__Instructions for the task__
Pull each line holding "regiment" out of the entries below.

__Input material__
__________________________________________________
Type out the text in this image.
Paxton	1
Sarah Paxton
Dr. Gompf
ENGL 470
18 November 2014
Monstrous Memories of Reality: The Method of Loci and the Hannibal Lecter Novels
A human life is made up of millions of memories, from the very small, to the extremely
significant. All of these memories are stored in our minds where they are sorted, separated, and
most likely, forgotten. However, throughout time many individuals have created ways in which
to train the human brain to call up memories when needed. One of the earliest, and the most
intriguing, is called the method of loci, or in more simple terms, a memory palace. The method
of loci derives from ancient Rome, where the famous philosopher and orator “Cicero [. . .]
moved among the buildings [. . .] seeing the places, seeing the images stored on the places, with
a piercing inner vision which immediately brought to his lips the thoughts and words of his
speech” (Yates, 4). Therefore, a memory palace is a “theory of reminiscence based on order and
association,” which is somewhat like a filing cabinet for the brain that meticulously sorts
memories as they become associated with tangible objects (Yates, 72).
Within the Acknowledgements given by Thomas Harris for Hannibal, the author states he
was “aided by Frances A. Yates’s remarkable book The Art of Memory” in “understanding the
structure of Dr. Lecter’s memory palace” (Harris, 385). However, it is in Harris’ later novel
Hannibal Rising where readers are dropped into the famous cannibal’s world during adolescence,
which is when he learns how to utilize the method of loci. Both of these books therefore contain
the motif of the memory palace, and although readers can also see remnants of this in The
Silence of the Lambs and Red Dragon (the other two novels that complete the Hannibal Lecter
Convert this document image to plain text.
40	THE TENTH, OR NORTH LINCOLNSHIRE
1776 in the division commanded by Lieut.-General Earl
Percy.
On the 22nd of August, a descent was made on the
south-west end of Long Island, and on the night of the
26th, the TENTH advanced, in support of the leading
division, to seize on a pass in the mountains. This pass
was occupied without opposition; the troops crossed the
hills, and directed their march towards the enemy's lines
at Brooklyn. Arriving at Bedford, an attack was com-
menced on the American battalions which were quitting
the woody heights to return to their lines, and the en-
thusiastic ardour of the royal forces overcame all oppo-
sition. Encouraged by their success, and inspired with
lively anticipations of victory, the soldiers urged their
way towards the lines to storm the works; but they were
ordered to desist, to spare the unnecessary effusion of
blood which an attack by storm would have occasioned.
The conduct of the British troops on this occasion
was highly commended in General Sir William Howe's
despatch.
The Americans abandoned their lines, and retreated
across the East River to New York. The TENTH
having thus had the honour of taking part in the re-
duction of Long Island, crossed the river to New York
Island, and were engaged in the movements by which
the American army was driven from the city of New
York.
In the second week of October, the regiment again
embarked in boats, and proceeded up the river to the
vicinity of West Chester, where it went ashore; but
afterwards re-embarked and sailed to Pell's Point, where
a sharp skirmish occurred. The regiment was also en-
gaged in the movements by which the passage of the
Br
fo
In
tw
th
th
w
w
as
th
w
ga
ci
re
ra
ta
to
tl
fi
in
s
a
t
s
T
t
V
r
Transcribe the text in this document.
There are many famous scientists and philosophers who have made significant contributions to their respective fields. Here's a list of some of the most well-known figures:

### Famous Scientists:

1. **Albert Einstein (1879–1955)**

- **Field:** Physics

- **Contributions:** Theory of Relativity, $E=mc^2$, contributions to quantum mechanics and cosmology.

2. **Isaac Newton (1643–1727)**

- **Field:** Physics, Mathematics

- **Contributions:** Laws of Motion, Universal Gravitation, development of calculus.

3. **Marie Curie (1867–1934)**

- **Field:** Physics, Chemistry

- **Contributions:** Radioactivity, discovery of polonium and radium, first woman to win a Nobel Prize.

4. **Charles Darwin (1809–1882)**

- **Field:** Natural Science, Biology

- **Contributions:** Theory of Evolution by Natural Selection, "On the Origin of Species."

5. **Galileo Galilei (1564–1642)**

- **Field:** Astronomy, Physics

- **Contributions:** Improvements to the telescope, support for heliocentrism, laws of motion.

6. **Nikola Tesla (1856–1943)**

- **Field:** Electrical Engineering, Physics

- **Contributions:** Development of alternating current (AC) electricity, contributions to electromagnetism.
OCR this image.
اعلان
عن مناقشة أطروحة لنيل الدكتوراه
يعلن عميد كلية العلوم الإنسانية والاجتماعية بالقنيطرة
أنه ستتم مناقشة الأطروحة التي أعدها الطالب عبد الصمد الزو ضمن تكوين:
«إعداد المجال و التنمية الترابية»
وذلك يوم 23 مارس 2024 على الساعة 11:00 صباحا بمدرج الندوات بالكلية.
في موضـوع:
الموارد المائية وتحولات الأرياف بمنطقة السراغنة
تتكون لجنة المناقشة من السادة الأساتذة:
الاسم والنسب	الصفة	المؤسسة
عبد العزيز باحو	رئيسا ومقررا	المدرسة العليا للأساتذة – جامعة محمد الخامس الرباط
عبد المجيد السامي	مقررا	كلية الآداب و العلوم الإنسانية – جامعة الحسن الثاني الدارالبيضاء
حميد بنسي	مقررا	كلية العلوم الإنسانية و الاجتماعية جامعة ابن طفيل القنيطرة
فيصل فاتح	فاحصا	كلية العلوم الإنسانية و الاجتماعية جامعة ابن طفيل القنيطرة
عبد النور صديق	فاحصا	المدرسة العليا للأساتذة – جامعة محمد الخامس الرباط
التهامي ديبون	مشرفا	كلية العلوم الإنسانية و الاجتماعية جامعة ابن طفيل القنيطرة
__________________________________________________
__The response__
In the second week of October, the regiment again
a sharp skirmish occurred. The regiment was also en-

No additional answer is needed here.